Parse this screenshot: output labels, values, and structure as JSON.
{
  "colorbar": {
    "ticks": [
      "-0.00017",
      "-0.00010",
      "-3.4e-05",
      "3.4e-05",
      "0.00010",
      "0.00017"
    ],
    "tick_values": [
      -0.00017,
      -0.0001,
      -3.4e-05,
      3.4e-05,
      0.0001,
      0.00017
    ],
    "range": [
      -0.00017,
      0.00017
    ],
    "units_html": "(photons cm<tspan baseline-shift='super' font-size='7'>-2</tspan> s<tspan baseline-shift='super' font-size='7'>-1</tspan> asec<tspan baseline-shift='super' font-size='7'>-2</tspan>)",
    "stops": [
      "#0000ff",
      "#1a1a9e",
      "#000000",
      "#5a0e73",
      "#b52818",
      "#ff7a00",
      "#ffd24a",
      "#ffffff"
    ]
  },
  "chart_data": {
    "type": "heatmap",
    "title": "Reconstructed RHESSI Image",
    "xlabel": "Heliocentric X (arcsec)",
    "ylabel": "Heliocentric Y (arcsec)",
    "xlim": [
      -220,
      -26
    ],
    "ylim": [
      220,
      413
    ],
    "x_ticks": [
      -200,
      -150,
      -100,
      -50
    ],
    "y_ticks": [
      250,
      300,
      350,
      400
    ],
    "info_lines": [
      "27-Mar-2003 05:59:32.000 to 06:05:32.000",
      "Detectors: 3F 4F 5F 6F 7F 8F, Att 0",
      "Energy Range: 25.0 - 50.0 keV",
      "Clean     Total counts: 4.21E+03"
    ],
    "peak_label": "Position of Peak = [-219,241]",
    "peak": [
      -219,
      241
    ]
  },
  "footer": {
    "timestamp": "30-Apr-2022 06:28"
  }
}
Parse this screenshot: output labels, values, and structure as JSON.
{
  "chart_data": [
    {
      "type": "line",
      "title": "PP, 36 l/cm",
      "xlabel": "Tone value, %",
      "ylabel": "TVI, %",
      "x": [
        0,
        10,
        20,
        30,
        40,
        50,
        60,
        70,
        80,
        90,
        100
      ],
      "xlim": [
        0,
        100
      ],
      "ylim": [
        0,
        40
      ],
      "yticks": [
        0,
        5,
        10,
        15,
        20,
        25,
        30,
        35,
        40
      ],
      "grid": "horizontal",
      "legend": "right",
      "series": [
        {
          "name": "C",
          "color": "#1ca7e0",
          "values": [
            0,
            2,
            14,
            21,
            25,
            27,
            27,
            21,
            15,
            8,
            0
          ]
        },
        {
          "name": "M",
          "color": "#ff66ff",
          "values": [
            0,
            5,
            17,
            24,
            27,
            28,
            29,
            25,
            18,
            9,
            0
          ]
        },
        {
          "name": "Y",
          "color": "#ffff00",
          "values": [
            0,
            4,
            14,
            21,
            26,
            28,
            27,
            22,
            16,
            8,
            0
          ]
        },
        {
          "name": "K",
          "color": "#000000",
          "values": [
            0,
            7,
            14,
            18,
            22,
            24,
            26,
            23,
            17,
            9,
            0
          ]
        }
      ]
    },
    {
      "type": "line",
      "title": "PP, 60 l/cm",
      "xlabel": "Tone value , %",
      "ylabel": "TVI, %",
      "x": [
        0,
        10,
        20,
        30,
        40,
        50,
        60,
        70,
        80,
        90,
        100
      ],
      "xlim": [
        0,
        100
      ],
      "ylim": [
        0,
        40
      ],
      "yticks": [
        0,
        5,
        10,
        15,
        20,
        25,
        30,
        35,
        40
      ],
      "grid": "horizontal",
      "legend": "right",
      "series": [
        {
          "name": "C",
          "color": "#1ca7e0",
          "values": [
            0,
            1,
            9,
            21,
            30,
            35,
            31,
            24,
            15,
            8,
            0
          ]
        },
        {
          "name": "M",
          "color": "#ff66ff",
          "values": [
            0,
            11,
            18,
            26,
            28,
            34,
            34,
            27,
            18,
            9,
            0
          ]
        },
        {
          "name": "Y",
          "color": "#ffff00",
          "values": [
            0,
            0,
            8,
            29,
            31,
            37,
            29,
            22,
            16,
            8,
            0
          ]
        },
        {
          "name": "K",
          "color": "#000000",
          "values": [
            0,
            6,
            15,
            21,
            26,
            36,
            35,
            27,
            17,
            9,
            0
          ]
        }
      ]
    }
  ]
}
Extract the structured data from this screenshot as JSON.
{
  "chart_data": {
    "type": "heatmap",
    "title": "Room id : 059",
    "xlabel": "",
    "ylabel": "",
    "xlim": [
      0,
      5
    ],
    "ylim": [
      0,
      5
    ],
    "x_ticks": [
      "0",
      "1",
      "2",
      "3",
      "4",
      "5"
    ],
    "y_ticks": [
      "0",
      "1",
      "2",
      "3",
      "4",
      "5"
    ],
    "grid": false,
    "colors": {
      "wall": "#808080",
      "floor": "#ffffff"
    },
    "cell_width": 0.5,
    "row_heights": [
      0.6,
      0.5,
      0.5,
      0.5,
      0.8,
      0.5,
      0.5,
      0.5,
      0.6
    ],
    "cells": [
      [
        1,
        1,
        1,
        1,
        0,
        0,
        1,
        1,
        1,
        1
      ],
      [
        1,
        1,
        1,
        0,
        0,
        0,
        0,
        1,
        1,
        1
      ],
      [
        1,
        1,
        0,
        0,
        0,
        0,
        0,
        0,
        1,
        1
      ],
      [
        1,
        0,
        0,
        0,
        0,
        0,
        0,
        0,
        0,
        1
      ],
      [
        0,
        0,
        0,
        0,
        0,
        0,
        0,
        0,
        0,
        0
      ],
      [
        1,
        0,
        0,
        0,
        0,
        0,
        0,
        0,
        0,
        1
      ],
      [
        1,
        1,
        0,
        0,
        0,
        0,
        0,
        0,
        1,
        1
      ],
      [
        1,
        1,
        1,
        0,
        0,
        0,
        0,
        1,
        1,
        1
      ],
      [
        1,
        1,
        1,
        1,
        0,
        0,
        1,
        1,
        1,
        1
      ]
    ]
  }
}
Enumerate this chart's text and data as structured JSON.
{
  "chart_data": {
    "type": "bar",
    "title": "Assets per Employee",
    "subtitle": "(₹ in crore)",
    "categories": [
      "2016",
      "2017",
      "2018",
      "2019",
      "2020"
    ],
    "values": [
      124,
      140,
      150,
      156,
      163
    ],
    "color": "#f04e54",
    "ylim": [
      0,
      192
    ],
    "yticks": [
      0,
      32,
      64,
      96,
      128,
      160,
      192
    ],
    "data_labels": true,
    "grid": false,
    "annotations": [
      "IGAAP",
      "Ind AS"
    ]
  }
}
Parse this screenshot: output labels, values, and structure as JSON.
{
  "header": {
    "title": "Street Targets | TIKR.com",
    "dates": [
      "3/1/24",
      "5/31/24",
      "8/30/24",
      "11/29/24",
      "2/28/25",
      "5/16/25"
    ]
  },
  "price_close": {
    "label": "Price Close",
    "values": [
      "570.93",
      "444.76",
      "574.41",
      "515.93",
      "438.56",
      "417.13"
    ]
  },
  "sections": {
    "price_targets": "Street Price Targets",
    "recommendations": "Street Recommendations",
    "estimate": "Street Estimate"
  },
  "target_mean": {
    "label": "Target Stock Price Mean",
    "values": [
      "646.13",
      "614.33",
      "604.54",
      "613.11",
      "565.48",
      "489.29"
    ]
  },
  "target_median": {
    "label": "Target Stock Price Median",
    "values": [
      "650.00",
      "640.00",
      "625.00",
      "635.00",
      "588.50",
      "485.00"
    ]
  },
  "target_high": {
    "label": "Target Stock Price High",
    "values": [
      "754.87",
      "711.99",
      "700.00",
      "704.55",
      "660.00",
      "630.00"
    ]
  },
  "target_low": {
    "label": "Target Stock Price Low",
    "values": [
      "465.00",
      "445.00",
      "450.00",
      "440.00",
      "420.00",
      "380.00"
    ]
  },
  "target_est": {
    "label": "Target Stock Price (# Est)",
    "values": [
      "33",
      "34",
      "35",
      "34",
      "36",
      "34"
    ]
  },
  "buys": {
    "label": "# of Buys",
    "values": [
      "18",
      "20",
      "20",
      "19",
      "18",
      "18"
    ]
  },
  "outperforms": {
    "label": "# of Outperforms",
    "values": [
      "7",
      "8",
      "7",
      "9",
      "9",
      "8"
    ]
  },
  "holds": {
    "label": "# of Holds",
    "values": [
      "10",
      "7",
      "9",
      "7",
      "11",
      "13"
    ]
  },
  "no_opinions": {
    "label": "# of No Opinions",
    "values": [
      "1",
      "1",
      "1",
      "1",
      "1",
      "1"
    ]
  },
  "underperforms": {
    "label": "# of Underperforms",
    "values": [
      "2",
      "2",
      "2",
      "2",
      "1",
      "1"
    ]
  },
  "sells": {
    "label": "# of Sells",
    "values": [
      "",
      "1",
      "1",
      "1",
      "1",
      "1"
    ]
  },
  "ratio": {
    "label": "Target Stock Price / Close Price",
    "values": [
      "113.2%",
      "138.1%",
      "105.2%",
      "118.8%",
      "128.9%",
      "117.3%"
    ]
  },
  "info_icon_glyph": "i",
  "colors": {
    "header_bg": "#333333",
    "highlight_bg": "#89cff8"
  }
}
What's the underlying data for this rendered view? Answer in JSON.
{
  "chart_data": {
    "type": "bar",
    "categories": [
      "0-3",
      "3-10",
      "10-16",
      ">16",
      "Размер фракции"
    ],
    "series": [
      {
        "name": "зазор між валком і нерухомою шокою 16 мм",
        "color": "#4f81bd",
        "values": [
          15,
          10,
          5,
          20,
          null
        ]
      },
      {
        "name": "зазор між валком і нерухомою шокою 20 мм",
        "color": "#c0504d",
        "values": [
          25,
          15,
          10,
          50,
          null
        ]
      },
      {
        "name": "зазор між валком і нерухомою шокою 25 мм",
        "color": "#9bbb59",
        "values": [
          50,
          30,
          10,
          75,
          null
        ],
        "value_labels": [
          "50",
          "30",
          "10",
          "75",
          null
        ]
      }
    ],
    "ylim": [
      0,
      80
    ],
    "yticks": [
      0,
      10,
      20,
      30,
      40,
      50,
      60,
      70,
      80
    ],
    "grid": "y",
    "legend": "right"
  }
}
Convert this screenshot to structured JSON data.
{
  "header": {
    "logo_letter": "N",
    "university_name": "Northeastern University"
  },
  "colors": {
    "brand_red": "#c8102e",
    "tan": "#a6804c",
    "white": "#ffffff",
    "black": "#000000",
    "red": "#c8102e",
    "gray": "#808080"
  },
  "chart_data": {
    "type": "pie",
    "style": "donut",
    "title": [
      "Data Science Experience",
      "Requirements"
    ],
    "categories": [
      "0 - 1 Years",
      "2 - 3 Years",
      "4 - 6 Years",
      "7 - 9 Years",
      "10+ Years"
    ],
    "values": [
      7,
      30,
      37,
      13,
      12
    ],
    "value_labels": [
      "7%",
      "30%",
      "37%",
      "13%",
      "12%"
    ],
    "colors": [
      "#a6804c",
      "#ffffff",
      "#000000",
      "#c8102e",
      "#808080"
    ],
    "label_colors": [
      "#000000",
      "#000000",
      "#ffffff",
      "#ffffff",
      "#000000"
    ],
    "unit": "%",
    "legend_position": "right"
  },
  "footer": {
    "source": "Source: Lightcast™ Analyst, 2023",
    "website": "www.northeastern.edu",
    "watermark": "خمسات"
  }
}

+--

■ WHAT TO WORK ON
Find every line in the records above that holds the word "Stock", and copy each one.

■ WORKED ANSWER
    "label": "Target Stock Price Mean",
    "label": "Target Stock Price Median",
    "label": "Target Stock Price High",
    "label": "Target Stock Price Low",
    "label": "Target Stock Price (# Est)",
    "label": "Target Stock Price / Close Price",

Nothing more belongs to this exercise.